To be done >> Without the pictures, repeat the listing character for character.

[Items from a dataset]
******************************

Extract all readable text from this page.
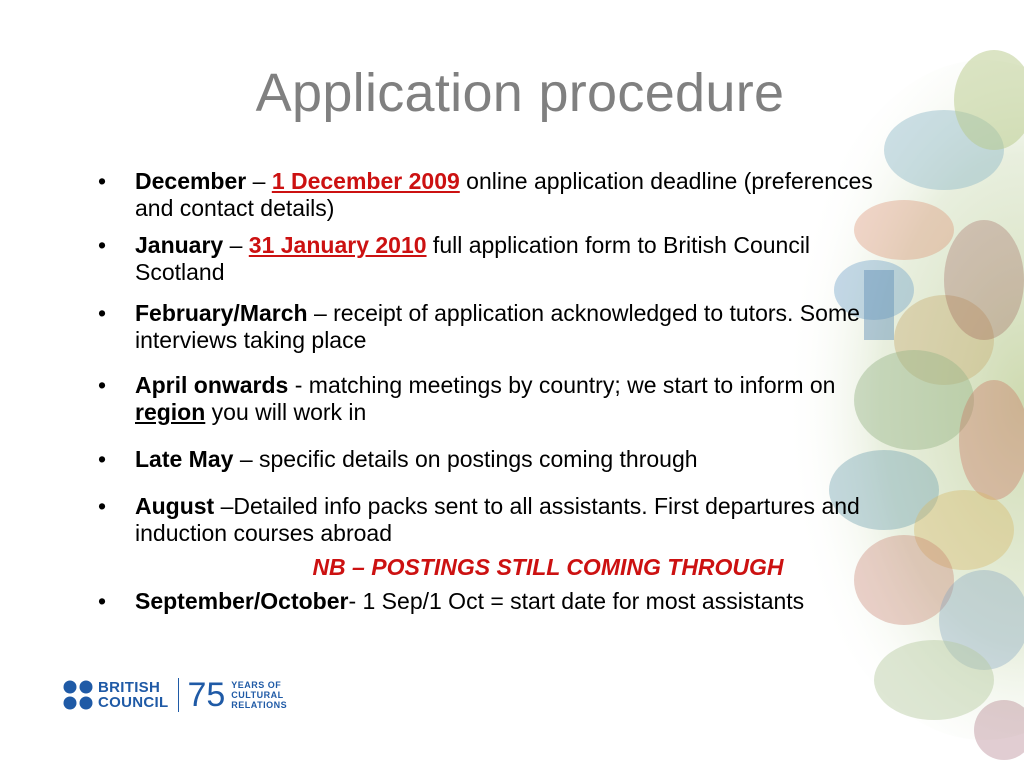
Application procedure
• December – 1 December 2009 online application deadline (preferences and contact details)
• January – 31 January 2010 full application form to British Council Scotland
• February/March – receipt of application acknowledged to tutors. Some interviews taking place
• April onwards - matching meetings by country; we start to inform on region you will work in
• Late May – specific details on postings coming through
• August –Detailed info packs sent to all assistants. First departures and induction courses abroad
NB – POSTINGS STILL COMING THROUGH
• September/October- 1 Sep/1 Oct = start date for most assistants
BRITISH
COUNCIL 75 YEARS OF
CULTURAL
RELATIONS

******************************

Exercise answer >>
Extract all readable text from this page.
Application procedure
• December – 1 December 2009 online application deadline (preferences and contact details)
• January – 31 January 2010 full application form to British Council Scotland
• February/March – receipt of application acknowledged to tutors. Some interviews taking place
• April onwards - matching meetings by country; we start to inform on region you will work in
• Late May – specific details on postings coming through
• August –Detailed info packs sent to all assistants. First departures and induction courses abroad
NB – POSTINGS STILL COMING THROUGH
• September/October- 1 Sep/1 Oct = start date for most assistants
BRITISH
COUNCIL 75 YEARS OF
CULTURAL
RELATIONS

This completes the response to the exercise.